* _Ausgewählter Text_:
Sportdirektor Paul Fernie, SV Darmstadt 98

Sportdirektor Paul Fernie, SV Darmstadt 98

Der neue Sportdirektor Paul Fernie spricht über Aufgaben und Ziele beim SV Darmstadt 98, die deutsche Sprache und Menschlichkeit im Fußball.

Seine ersten Eindrücke von den Lilien

Fernie war am Sonntag beim Spiel gegen Freiburg im Stadion. Die Lilien seien die bessere Mannschaft gewesen, allerdings habe die letzte Konsequenz im Strafraum gefehlt, sagt er. Was ihn besonders beeindruckt habe, seien die Euphorie und die Energie im Stadion gewesen. „Ich war beim Warm-up abgelenkt von der Südkurve. Die haben schon da fast die ganze Zeit gesungen und geschrien, im Spiel dann sowieso. Das ist einzigartig hier in Darmstadt und nicht selbstverständlich in der sportlichen Situation.“ Das bekräftige ihn in seiner Entscheidung: „Das ist eine Mannschaft, ein Verein, der Leidenschaft, der Energie, der Intensität hat.“

„Ich würde niemals sagen: Alle Spieler, die ich verpflichtet habe, haben funktioniert“, sagt Darmstadts neuer Sportdirektor Paul Fernie.

* _Aufgabe 1_:
Wiederhole bitte aus dem Text über Paul Fernie wortgetreu alles von „Seine ersten Eindrücke“ bis hinunter zu „Sportdirektor Paul Fernie.“.
Der Text und die Auflistung haben inhaltlich nichts miteinander zu tun.

* _Datenauszüge_:
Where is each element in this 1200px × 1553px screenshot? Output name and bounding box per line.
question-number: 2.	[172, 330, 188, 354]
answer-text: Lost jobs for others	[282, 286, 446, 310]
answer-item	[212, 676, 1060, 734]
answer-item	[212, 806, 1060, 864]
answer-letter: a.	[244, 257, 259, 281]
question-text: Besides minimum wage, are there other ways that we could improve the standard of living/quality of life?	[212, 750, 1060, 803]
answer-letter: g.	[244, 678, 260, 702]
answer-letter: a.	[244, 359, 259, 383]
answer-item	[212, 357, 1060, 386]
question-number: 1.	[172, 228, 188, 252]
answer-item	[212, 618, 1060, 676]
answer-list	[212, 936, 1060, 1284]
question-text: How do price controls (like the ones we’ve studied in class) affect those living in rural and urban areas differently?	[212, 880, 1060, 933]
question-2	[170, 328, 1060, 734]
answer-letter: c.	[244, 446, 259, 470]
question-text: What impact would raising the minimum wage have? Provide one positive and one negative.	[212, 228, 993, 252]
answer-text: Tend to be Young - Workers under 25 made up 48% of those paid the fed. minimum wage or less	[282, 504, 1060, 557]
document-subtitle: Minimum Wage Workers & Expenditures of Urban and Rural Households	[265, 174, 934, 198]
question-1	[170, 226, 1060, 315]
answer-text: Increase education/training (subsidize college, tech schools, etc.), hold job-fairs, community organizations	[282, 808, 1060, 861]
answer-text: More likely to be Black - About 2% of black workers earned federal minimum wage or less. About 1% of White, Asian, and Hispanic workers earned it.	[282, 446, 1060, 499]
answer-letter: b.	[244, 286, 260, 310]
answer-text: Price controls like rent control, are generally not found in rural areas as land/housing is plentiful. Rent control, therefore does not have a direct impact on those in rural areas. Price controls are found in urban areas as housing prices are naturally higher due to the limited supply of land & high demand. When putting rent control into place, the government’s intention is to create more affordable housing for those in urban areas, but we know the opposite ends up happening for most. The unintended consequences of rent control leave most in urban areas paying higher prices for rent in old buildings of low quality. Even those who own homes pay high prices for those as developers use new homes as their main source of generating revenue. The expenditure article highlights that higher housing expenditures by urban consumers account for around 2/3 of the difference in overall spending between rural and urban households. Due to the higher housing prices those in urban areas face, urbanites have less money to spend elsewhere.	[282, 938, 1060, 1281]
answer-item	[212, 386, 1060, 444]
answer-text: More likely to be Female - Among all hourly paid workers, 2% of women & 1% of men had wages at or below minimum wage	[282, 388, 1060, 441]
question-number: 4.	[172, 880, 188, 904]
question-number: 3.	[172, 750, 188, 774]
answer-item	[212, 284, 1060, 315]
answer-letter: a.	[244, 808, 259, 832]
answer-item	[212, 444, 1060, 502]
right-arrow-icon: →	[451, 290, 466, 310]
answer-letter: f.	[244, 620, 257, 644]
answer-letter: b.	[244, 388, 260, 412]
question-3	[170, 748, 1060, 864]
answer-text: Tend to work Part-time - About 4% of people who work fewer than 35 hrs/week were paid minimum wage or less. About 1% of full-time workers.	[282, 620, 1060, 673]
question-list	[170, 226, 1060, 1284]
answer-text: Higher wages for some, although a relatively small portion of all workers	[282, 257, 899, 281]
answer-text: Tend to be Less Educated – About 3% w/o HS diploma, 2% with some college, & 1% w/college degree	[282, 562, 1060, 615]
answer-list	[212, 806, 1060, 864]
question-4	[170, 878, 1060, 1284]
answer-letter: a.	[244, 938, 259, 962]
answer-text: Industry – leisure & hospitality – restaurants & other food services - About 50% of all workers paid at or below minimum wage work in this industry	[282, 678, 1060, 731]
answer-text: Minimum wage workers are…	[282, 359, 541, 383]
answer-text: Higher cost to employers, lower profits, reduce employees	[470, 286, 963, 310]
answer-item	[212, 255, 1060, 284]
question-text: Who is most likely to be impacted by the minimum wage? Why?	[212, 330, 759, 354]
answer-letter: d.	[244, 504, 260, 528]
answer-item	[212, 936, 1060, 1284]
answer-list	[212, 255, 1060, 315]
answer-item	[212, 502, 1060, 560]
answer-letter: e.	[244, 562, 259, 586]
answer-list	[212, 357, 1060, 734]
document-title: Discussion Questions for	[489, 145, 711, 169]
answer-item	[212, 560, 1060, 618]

* _Aufgabe 2_:
Gib aus der Auflistung alles vom Anfang bis hinunter zur Zeile mit „257, 259, 281]“ wortgetreu wieder.

* _Richtige Lösung 1_:
Seine ersten Eindrücke von den Lilien

Fernie war am Sonntag beim Spiel gegen Freiburg im Stadion. Die Lilien seien die bessere Mannschaft gewesen, allerdings habe die letzte Konsequenz im Strafraum gefehlt, sagt er. Was ihn besonders beeindruckt habe, seien die Euphorie und die Energie im Stadion gewesen. „Ich war beim Warm-up abgelenkt von der Südkurve. Die haben schon da fast die ganze Zeit gesungen und geschrien, im Spiel dann sowieso. Das ist einzigartig hier in Darmstadt und nicht selbstverständlich in der sportlichen Situation.“ Das bekräftige ihn in seiner Entscheidung: „Das ist eine Mannschaft, ein Verein, der Leidenschaft, der Energie, der Intensität hat.“

„Ich würde niemals sagen: Alle Spieler, die ich verpflichtet habe, haben funktioniert“, sagt Darmstadts neuer Sportdirektor Paul Fernie.

* _Richtige Lösung 2_:
Where is each element in this 1200px × 1553px screenshot? Output name and bounding box per line.
question-number: 2.	[172, 330, 188, 354]
answer-text: Lost jobs for others	[282, 286, 446, 310]
answer-item	[212, 676, 1060, 734]
answer-item	[212, 806, 1060, 864]
answer-letter: a.	[244, 257, 259, 281]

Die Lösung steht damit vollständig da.